(Figure dataset records)
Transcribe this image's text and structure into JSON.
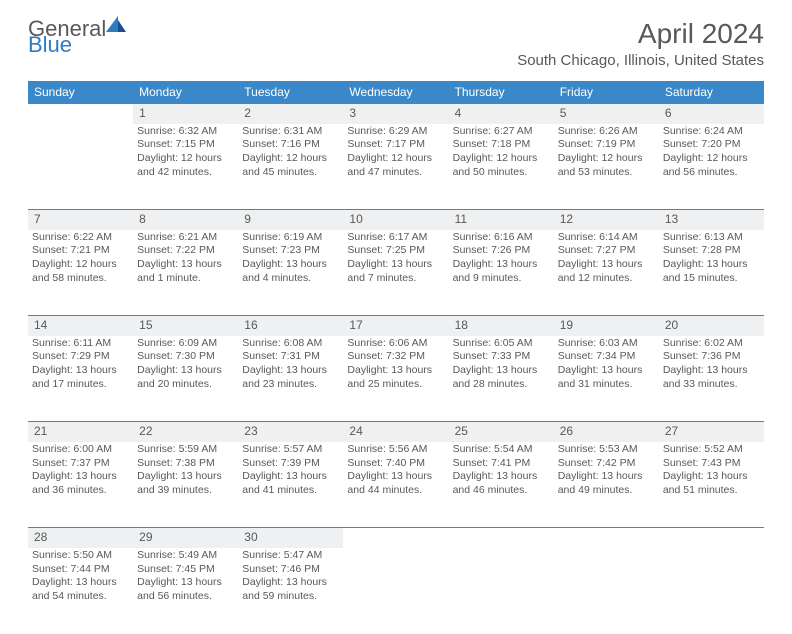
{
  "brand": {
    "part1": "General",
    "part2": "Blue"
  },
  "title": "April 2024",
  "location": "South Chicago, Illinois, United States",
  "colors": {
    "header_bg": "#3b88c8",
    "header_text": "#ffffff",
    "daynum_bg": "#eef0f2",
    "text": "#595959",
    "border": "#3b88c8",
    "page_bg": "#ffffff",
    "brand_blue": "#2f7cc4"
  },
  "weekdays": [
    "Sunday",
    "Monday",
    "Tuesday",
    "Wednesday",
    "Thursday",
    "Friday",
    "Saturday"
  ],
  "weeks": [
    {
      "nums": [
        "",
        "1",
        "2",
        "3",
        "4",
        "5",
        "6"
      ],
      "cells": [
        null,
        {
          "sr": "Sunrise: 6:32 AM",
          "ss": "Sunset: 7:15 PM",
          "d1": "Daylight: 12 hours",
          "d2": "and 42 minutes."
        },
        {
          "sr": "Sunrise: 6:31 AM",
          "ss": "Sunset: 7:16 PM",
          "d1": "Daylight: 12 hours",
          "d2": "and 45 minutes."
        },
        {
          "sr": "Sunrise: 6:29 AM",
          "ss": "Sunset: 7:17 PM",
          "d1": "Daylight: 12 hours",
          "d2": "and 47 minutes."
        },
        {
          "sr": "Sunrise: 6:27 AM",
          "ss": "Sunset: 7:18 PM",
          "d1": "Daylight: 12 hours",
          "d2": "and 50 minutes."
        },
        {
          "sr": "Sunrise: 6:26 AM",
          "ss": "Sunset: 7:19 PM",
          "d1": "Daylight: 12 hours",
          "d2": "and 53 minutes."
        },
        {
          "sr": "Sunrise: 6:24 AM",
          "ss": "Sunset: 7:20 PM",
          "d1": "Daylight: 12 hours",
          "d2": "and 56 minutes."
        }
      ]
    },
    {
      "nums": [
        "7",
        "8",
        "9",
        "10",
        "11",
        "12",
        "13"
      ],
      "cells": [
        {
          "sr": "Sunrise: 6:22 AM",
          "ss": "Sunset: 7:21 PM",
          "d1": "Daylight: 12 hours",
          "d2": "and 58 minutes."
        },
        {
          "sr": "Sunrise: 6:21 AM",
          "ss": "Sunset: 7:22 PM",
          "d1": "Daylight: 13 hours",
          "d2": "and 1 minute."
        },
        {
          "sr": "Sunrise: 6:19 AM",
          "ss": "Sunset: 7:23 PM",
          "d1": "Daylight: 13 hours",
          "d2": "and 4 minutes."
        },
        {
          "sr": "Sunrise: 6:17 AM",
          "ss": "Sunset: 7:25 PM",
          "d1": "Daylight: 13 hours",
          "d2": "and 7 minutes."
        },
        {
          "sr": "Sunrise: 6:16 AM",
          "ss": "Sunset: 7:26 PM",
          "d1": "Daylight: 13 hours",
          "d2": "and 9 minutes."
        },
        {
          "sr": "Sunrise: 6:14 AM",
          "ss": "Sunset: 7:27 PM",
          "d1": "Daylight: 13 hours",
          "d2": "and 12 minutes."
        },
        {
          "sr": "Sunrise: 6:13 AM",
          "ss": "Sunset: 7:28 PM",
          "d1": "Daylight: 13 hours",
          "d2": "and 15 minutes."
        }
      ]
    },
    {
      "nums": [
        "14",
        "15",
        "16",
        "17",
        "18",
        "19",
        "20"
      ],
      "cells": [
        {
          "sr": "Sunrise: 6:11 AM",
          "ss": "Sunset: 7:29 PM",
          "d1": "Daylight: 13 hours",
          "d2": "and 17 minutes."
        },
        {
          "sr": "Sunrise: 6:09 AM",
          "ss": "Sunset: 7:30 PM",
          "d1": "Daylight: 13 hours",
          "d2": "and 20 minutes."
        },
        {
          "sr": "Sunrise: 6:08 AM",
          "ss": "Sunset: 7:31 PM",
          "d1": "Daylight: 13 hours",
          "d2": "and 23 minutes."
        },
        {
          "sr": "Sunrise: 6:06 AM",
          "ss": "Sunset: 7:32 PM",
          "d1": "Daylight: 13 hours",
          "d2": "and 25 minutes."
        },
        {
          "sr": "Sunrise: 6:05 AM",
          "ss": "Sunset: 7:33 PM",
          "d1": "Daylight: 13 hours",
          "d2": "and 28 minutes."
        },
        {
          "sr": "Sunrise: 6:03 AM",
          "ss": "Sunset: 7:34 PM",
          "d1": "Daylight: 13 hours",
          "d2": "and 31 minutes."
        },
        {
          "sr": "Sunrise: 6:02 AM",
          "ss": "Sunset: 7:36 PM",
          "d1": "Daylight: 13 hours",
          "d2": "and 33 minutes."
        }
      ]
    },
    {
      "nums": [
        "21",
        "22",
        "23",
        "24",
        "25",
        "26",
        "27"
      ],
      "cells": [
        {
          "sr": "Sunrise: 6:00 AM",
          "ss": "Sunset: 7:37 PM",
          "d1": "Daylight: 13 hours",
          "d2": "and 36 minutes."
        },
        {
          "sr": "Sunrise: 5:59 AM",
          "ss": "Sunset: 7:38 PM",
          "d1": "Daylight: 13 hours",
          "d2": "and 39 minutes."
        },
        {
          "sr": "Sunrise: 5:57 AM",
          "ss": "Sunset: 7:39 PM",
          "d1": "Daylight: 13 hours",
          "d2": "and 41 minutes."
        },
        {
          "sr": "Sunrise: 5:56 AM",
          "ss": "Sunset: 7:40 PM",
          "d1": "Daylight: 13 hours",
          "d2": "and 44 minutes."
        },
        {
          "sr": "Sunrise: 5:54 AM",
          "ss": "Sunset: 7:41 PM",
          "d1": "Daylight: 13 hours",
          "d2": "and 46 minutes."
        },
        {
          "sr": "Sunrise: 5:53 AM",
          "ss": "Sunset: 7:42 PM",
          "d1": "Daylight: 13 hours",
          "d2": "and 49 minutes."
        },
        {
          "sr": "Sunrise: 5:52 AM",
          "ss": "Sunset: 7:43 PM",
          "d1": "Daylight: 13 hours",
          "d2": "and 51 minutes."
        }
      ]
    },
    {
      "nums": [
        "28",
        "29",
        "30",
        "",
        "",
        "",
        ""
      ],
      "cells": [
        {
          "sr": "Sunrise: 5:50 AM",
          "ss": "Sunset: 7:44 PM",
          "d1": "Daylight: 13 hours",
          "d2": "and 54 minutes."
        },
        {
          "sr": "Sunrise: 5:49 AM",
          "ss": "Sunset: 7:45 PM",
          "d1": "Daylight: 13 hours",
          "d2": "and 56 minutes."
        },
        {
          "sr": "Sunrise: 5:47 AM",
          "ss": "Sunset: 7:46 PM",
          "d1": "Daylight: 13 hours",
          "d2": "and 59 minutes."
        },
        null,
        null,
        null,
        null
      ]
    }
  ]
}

### Work to do
Copy every record above exactly as written, but leave out the pictures.

### Response
Transcribe this image's text and structure into JSON.
{
  "brand": {
    "part1": "General",
    "part2": "Blue"
  },
  "title": "April 2024",
  "location": "South Chicago, Illinois, United States",
  "colors": {
    "header_bg": "#3b88c8",
    "header_text": "#ffffff",
    "daynum_bg": "#eef0f2",
    "text": "#595959",
    "border": "#3b88c8",
    "page_bg": "#ffffff",
    "brand_blue": "#2f7cc4"
  },
  "weekdays": [
    "Sunday",
    "Monday",
    "Tuesday",
    "Wednesday",
    "Thursday",
    "Friday",
    "Saturday"
  ],
  "weeks": [
    {
      "nums": [
        "",
        "1",
        "2",
        "3",
        "4",
        "5",
        "6"
      ],
      "cells": [
        null,
        {
          "sr": "Sunrise: 6:32 AM",
          "ss": "Sunset: 7:15 PM",
          "d1": "Daylight: 12 hours",
          "d2": "and 42 minutes."
        },
        {
          "sr": "Sunrise: 6:31 AM",
          "ss": "Sunset: 7:16 PM",
          "d1": "Daylight: 12 hours",
          "d2": "and 45 minutes."
        },
        {
          "sr": "Sunrise: 6:29 AM",
          "ss": "Sunset: 7:17 PM",
          "d1": "Daylight: 12 hours",
          "d2": "and 47 minutes."
        },
        {
          "sr": "Sunrise: 6:27 AM",
          "ss": "Sunset: 7:18 PM",
          "d1": "Daylight: 12 hours",
          "d2": "and 50 minutes."
        },
        {
          "sr": "Sunrise: 6:26 AM",
          "ss": "Sunset: 7:19 PM",
          "d1": "Daylight: 12 hours",
          "d2": "and 53 minutes."
        },
        {
          "sr": "Sunrise: 6:24 AM",
          "ss": "Sunset: 7:20 PM",
          "d1": "Daylight: 12 hours",
          "d2": "and 56 minutes."
        }
      ]
    },
    {
      "nums": [
        "7",
        "8",
        "9",
        "10",
        "11",
        "12",
        "13"
      ],
      "cells": [
        {
          "sr": "Sunrise: 6:22 AM",
          "ss": "Sunset: 7:21 PM",
          "d1": "Daylight: 12 hours",
          "d2": "and 58 minutes."
        },
        {
          "sr": "Sunrise: 6:21 AM",
          "ss": "Sunset: 7:22 PM",
          "d1": "Daylight: 13 hours",
          "d2": "and 1 minute."
        },
        {
          "sr": "Sunrise: 6:19 AM",
          "ss": "Sunset: 7:23 PM",
          "d1": "Daylight: 13 hours",
          "d2": "and 4 minutes."
        },
        {
          "sr": "Sunrise: 6:17 AM",
          "ss": "Sunset: 7:25 PM",
          "d1": "Daylight: 13 hours",
          "d2": "and 7 minutes."
        },
        {
          "sr": "Sunrise: 6:16 AM",
          "ss": "Sunset: 7:26 PM",
          "d1": "Daylight: 13 hours",
          "d2": "and 9 minutes."
        },
        {
          "sr": "Sunrise: 6:14 AM",
          "ss": "Sunset: 7:27 PM",
          "d1": "Daylight: 13 hours",
          "d2": "and 12 minutes."
        },
        {
          "sr": "Sunrise: 6:13 AM",
          "ss": "Sunset: 7:28 PM",
          "d1": "Daylight: 13 hours",
          "d2": "and 15 minutes."
        }
      ]
    },
    {
      "nums": [
        "14",
        "15",
        "16",
        "17",
        "18",
        "19",
        "20"
      ],
      "cells": [
        {
          "sr": "Sunrise: 6:11 AM",
          "ss": "Sunset: 7:29 PM",
          "d1": "Daylight: 13 hours",
          "d2": "and 17 minutes."
        },
        {
          "sr": "Sunrise: 6:09 AM",
          "ss": "Sunset: 7:30 PM",
          "d1": "Daylight: 13 hours",
          "d2": "and 20 minutes."
        },
        {
          "sr": "Sunrise: 6:08 AM",
          "ss": "Sunset: 7:31 PM",
          "d1": "Daylight: 13 hours",
          "d2": "and 23 minutes."
        },
        {
          "sr": "Sunrise: 6:06 AM",
          "ss": "Sunset: 7:32 PM",
          "d1": "Daylight: 13 hours",
          "d2": "and 25 minutes."
        },
        {
          "sr": "Sunrise: 6:05 AM",
          "ss": "Sunset: 7:33 PM",
          "d1": "Daylight: 13 hours",
          "d2": "and 28 minutes."
        },
        {
          "sr": "Sunrise: 6:03 AM",
          "ss": "Sunset: 7:34 PM",
          "d1": "Daylight: 13 hours",
          "d2": "and 31 minutes."
        },
        {
          "sr": "Sunrise: 6:02 AM",
          "ss": "Sunset: 7:36 PM",
          "d1": "Daylight: 13 hours",
          "d2": "and 33 minutes."
        }
      ]
    },
    {
      "nums": [
        "21",
        "22",
        "23",
        "24",
        "25",
        "26",
        "27"
      ],
      "cells": [
        {
          "sr": "Sunrise: 6:00 AM",
          "ss": "Sunset: 7:37 PM",
          "d1": "Daylight: 13 hours",
          "d2": "and 36 minutes."
        },
        {
          "sr": "Sunrise: 5:59 AM",
          "ss": "Sunset: 7:38 PM",
          "d1": "Daylight: 13 hours",
          "d2": "and 39 minutes."
        },
        {
          "sr": "Sunrise: 5:57 AM",
          "ss": "Sunset: 7:39 PM",
          "d1": "Daylight: 13 hours",
          "d2": "and 41 minutes."
        },
        {
          "sr": "Sunrise: 5:56 AM",
          "ss": "Sunset: 7:40 PM",
          "d1": "Daylight: 13 hours",
          "d2": "and 44 minutes."
        },
        {
          "sr": "Sunrise: 5:54 AM",
          "ss": "Sunset: 7:41 PM",
          "d1": "Daylight: 13 hours",
          "d2": "and 46 minutes."
        },
        {
          "sr": "Sunrise: 5:53 AM",
          "ss": "Sunset: 7:42 PM",
          "d1": "Daylight: 13 hours",
          "d2": "and 49 minutes."
        },
        {
          "sr": "Sunrise: 5:52 AM",
          "ss": "Sunset: 7:43 PM",
          "d1": "Daylight: 13 hours",
          "d2": "and 51 minutes."
        }
      ]
    },
    {
      "nums": [
        "28",
        "29",
        "30",
        "",
        "",
        "",
        ""
      ],
      "cells": [
        {
          "sr": "Sunrise: 5:50 AM",
          "ss": "Sunset: 7:44 PM",
          "d1": "Daylight: 13 hours",
          "d2": "and 54 minutes."
        },
        {
          "sr": "Sunrise: 5:49 AM",
          "ss": "Sunset: 7:45 PM",
          "d1": "Daylight: 13 hours",
          "d2": "and 56 minutes."
        },
        {
          "sr": "Sunrise: 5:47 AM",
          "ss": "Sunset: 7:46 PM",
          "d1": "Daylight: 13 hours",
          "d2": "and 59 minutes."
        },
        null,
        null,
        null,
        null
      ]
    }
  ]
}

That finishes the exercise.